● **THE TASK**: Copy each line below without leaving any out.

— Start SUPPLIED DATA —

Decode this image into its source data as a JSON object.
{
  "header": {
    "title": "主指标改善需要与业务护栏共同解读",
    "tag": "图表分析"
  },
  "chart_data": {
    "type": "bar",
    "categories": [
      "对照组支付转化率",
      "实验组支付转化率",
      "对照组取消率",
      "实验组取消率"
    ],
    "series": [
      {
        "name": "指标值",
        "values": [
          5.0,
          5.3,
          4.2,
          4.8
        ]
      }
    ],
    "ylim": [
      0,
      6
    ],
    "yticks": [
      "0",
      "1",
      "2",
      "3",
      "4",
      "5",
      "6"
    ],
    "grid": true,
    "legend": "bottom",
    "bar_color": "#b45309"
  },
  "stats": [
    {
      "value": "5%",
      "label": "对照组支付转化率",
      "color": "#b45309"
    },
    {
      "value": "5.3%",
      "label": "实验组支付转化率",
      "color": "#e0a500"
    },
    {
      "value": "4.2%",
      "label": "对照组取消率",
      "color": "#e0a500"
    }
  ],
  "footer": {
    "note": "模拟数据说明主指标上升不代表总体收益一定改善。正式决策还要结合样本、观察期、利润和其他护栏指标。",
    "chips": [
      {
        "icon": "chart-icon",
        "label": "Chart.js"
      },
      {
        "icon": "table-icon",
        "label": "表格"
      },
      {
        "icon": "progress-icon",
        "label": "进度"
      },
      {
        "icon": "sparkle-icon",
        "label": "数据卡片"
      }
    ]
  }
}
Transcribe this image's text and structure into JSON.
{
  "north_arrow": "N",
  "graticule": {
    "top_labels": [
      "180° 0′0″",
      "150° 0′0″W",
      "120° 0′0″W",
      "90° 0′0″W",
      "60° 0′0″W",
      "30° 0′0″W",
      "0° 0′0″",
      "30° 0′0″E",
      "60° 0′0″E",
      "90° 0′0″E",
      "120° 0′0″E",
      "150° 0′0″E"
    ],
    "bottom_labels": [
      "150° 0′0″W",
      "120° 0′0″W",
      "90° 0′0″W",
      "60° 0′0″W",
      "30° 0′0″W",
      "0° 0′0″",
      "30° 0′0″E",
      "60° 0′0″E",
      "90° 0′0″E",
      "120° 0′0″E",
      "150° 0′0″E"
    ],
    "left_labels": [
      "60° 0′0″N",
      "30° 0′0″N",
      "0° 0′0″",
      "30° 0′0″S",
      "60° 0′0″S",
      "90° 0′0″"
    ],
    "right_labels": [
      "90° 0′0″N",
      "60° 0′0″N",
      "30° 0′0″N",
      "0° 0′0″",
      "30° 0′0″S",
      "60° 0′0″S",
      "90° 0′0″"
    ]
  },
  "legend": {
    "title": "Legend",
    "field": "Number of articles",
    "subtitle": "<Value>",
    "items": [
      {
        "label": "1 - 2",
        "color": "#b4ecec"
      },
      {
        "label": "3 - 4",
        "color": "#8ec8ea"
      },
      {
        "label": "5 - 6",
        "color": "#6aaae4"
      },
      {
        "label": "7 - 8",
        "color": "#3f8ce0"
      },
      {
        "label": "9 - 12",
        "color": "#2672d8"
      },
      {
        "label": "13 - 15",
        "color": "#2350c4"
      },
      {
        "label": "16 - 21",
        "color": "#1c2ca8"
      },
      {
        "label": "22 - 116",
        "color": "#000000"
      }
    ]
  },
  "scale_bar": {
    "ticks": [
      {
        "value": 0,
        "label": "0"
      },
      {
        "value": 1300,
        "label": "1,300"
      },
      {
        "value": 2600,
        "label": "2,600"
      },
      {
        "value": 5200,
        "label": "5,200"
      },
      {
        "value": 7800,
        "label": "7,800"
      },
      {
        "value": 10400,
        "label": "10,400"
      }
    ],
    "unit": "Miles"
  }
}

— End SUPPLIED DATA —

● **RESULT BELOW**:
Decode this image into its source data as a JSON object.
{
  "header": {
    "title": "主指标改善需要与业务护栏共同解读",
    "tag": "图表分析"
  },
  "chart_data": {
    "type": "bar",
    "categories": [
      "对照组支付转化率",
      "实验组支付转化率",
      "对照组取消率",
      "实验组取消率"
    ],
    "series": [
      {
        "name": "指标值",
        "values": [
          5.0,
          5.3,
          4.2,
          4.8
        ]
      }
    ],
    "ylim": [
      0,
      6
    ],
    "yticks": [
      "0",
      "1",
      "2",
      "3",
      "4",
      "5",
      "6"
    ],
    "grid": true,
    "legend": "bottom",
    "bar_color": "#b45309"
  },
  "stats": [
    {
      "value": "5%",
      "label": "对照组支付转化率",
      "color": "#b45309"
    },
    {
      "value": "5.3%",
      "label": "实验组支付转化率",
      "color": "#e0a500"
    },
    {
      "value": "4.2%",
      "label": "对照组取消率",
      "color": "#e0a500"
    }
  ],
  "footer": {
    "note": "模拟数据说明主指标上升不代表总体收益一定改善。正式决策还要结合样本、观察期、利润和其他护栏指标。",
    "chips": [
      {
        "icon": "chart-icon",
        "label": "Chart.js"
      },
      {
        "icon": "table-icon",
        "label": "表格"
      },
      {
        "icon": "progress-icon",
        "label": "进度"
      },
      {
        "icon": "sparkle-icon",
        "label": "数据卡片"
      }
    ]
  }
}
Transcribe this image's text and structure into JSON.
{
  "north_arrow": "N",
  "graticule": {
    "top_labels": [
      "180° 0′0″",
      "150° 0′0″W",
      "120° 0′0″W",
      "90° 0′0″W",
      "60° 0′0″W",
      "30° 0′0″W",
      "0° 0′0″",
      "30° 0′0″E",
      "60° 0′0″E",
      "90° 0′0″E",
      "120° 0′0″E",
      "150° 0′0″E"
    ],
    "bottom_labels": [
      "150° 0′0″W",
      "120° 0′0″W",
      "90° 0′0″W",
      "60° 0′0″W",
      "30° 0′0″W",
      "0° 0′0″",
      "30° 0′0″E",
      "60° 0′0″E",
      "90° 0′0″E",
      "120° 0′0″E",
      "150° 0′0″E"
    ],
    "left_labels": [
      "60° 0′0″N",
      "30° 0′0″N",
      "0° 0′0″",
      "30° 0′0″S",
      "60° 0′0″S",
      "90° 0′0″"
    ],
    "right_labels": [
      "90° 0′0″N",
      "60° 0′0″N",
      "30° 0′0″N",
      "0° 0′0″",
      "30° 0′0″S",
      "60° 0′0″S",
      "90° 0′0″"
    ]
  },
  "legend": {
    "title": "Legend",
    "field": "Number of articles",
    "subtitle": "<Value>",
    "items": [
      {
        "label": "1 - 2",
        "color": "#b4ecec"
      },
      {
        "label": "3 - 4",
        "color": "#8ec8ea"
      },
      {
        "label": "5 - 6",
        "color": "#6aaae4"
      },
      {
        "label": "7 - 8",
        "color": "#3f8ce0"
      },
      {
        "label": "9 - 12",
        "color": "#2672d8"
      },
      {
        "label": "13 - 15",
        "color": "#2350c4"
      },
      {
        "label": "16 - 21",
        "color": "#1c2ca8"
      },
      {
        "label": "22 - 116",
        "color": "#000000"
      }
    ]
  },
  "scale_bar": {
    "ticks": [
      {
        "value": 0,
        "label": "0"
      },
      {
        "value": 1300,
        "label": "1,300"
      },
      {
        "value": 2600,
        "label": "2,600"
      },
      {
        "value": 5200,
        "label": "5,200"
      },
      {
        "value": 7800,
        "label": "7,800"
      },
      {
        "value": 10400,
        "label": "10,400"
      }
    ],
    "unit": "Miles"
  }
}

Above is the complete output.